REQUIREMENT> Show each line of the data below that has the string "全部砸碎" in it.

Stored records
....

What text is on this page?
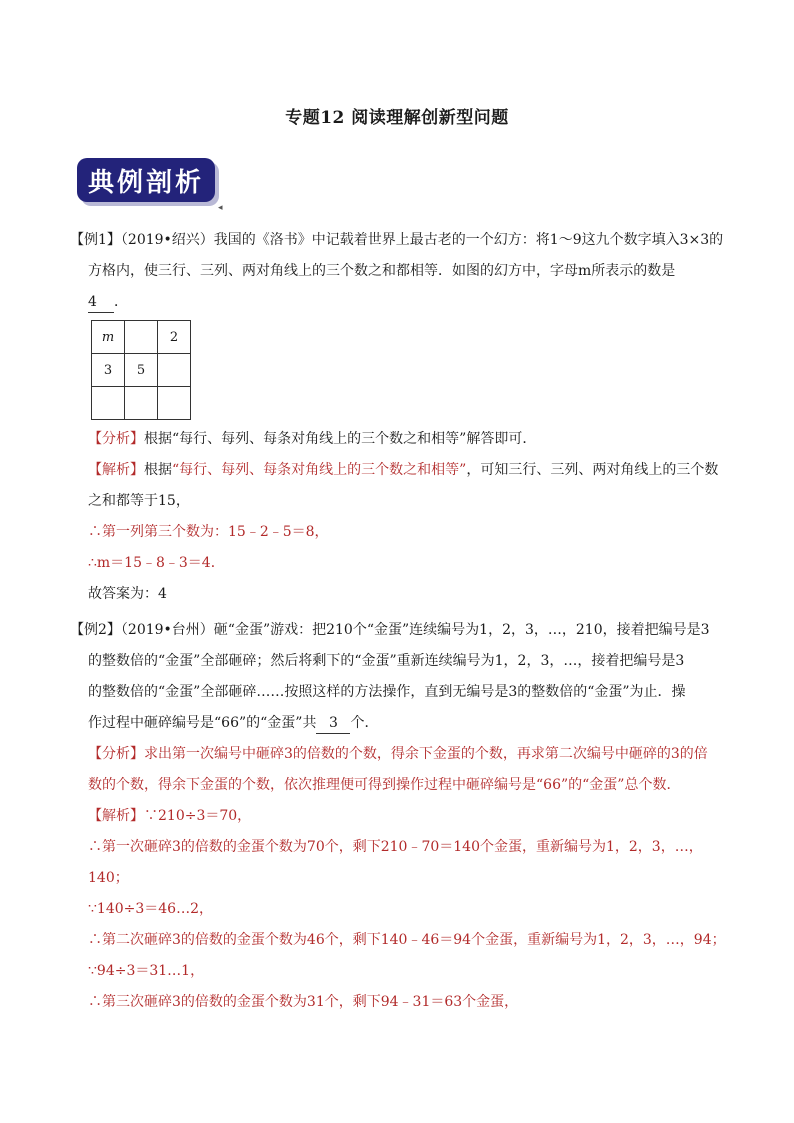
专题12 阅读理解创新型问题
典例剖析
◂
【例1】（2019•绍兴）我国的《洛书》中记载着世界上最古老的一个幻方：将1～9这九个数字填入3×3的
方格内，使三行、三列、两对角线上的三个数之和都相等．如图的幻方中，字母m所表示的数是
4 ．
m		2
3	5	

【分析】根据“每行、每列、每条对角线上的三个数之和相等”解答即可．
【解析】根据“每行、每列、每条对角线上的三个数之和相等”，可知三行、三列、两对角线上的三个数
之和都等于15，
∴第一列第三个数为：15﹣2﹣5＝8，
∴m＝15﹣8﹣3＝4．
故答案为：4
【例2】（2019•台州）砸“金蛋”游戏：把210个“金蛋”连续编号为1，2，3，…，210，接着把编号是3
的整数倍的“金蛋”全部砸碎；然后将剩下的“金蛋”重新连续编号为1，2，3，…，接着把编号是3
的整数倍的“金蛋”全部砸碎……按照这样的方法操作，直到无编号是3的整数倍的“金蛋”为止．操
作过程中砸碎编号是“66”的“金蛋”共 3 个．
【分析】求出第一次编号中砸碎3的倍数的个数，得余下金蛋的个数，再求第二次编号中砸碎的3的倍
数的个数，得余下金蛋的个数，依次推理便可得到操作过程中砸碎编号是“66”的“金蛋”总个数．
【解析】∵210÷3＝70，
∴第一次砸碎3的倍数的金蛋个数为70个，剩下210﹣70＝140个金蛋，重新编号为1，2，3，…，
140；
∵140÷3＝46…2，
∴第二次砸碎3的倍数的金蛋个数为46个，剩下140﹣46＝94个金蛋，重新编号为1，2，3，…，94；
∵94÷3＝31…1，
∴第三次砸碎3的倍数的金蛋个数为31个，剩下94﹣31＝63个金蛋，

....

THE COMPLETED TASK>
的整数倍的“金蛋”全部砸碎；然后将剩下的“金蛋”重新连续编号为1，2，3，…，接着把编号是3
的整数倍的“金蛋”全部砸碎……按照这样的方法操作，直到无编号是3的整数倍的“金蛋”为止．操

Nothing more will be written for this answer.